Transcribe the full listing below exactly.

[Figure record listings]
******************************
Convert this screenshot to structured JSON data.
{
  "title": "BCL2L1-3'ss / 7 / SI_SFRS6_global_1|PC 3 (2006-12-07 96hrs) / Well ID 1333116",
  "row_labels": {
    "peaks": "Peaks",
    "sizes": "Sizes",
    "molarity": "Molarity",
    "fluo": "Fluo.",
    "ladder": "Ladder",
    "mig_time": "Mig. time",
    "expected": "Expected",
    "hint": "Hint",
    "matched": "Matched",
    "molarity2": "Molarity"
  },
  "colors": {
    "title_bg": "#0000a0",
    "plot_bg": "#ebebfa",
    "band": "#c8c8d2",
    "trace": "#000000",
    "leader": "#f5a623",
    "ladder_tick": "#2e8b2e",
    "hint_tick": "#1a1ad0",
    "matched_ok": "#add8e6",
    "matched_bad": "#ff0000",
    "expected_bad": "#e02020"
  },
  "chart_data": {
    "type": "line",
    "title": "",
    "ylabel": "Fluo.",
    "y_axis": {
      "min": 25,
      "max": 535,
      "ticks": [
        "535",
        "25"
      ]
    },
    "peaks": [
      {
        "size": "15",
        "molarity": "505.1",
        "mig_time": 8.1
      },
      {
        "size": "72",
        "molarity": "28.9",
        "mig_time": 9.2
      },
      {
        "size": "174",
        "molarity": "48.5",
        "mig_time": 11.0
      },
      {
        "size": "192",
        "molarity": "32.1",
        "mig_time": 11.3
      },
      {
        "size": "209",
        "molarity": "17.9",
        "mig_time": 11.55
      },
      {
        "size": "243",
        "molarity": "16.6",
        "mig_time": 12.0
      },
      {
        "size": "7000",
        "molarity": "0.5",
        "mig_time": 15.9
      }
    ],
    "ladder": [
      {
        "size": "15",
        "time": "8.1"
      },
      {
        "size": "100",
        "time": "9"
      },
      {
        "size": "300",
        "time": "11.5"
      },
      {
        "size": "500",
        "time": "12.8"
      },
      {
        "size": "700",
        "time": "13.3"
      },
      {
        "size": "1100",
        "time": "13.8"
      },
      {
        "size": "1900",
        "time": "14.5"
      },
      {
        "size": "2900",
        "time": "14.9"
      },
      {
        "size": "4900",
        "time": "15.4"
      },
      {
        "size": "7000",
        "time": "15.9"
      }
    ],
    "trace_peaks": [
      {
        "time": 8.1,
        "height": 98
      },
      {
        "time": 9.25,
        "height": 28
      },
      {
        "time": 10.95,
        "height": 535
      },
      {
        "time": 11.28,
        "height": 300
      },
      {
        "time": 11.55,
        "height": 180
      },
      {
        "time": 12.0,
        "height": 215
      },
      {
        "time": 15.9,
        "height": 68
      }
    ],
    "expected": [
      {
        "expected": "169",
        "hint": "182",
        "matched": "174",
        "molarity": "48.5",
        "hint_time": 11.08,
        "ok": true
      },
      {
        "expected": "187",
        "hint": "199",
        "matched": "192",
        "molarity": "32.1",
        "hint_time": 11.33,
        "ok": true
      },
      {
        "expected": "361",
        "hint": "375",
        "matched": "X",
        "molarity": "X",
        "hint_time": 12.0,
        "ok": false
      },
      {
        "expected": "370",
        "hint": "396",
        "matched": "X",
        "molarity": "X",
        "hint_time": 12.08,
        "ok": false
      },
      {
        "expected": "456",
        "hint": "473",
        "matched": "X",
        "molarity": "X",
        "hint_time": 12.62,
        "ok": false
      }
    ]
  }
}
******************************
> _THE ANSWER_:
Convert this screenshot to structured JSON data.
{
  "title": "BCL2L1-3'ss / 7 / SI_SFRS6_global_1|PC 3 (2006-12-07 96hrs) / Well ID 1333116",
  "row_labels": {
    "peaks": "Peaks",
    "sizes": "Sizes",
    "molarity": "Molarity",
    "fluo": "Fluo.",
    "ladder": "Ladder",
    "mig_time": "Mig. time",
    "expected": "Expected",
    "hint": "Hint",
    "matched": "Matched",
    "molarity2": "Molarity"
  },
  "colors": {
    "title_bg": "#0000a0",
    "plot_bg": "#ebebfa",
    "band": "#c8c8d2",
    "trace": "#000000",
    "leader": "#f5a623",
    "ladder_tick": "#2e8b2e",
    "hint_tick": "#1a1ad0",
    "matched_ok": "#add8e6",
    "matched_bad": "#ff0000",
    "expected_bad": "#e02020"
  },
  "chart_data": {
    "type": "line",
    "title": "",
    "ylabel": "Fluo.",
    "y_axis": {
      "min": 25,
      "max": 535,
      "ticks": [
        "535",
        "25"
      ]
    },
    "peaks": [
      {
        "size": "15",
        "molarity": "505.1",
        "mig_time": 8.1
      },
      {
        "size": "72",
        "molarity": "28.9",
        "mig_time": 9.2
      },
      {
        "size": "174",
        "molarity": "48.5",
        "mig_time": 11.0
      },
      {
        "size": "192",
        "molarity": "32.1",
        "mig_time": 11.3
      },
      {
        "size": "209",
        "molarity": "17.9",
        "mig_time": 11.55
      },
      {
        "size": "243",
        "molarity": "16.6",
        "mig_time": 12.0
      },
      {
        "size": "7000",
        "molarity": "0.5",
        "mig_time": 15.9
      }
    ],
    "ladder": [
      {
        "size": "15",
        "time": "8.1"
      },
      {
        "size": "100",
        "time": "9"
      },
      {
        "size": "300",
        "time": "11.5"
      },
      {
        "size": "500",
        "time": "12.8"
      },
      {
        "size": "700",
        "time": "13.3"
      },
      {
        "size": "1100",
        "time": "13.8"
      },
      {
        "size": "1900",
        "time": "14.5"
      },
      {
        "size": "2900",
        "time": "14.9"
      },
      {
        "size": "4900",
        "time": "15.4"
      },
      {
        "size": "7000",
        "time": "15.9"
      }
    ],
    "trace_peaks": [
      {
        "time": 8.1,
        "height": 98
      },
      {
        "time": 9.25,
        "height": 28
      },
      {
        "time": 10.95,
        "height": 535
      },
      {
        "time": 11.28,
        "height": 300
      },
      {
        "time": 11.55,
        "height": 180
      },
      {
        "time": 12.0,
        "height": 215
      },
      {
        "time": 15.9,
        "height": 68
      }
    ],
    "expected": [
      {
        "expected": "169",
        "hint": "182",
        "matched": "174",
        "molarity": "48.5",
        "hint_time": 11.08,
        "ok": true
      },
      {
        "expected": "187",
        "hint": "199",
        "matched": "192",
        "molarity": "32.1",
        "hint_time": 11.33,
        "ok": true
      },
      {
        "expected": "361",
        "hint": "375",
        "matched": "X",
        "molarity": "X",
        "hint_time": 12.0,
        "ok": false
      },
      {
        "expected": "370",
        "hint": "396",
        "matched": "X",
        "molarity": "X",
        "hint_time": 12.08,
        "ok": false
      },
      {
        "expected": "456",
        "hint": "473",
        "matched": "X",
        "molarity": "X",
        "hint_time": 12.62,
        "ok": false
      }
    ]
  }
}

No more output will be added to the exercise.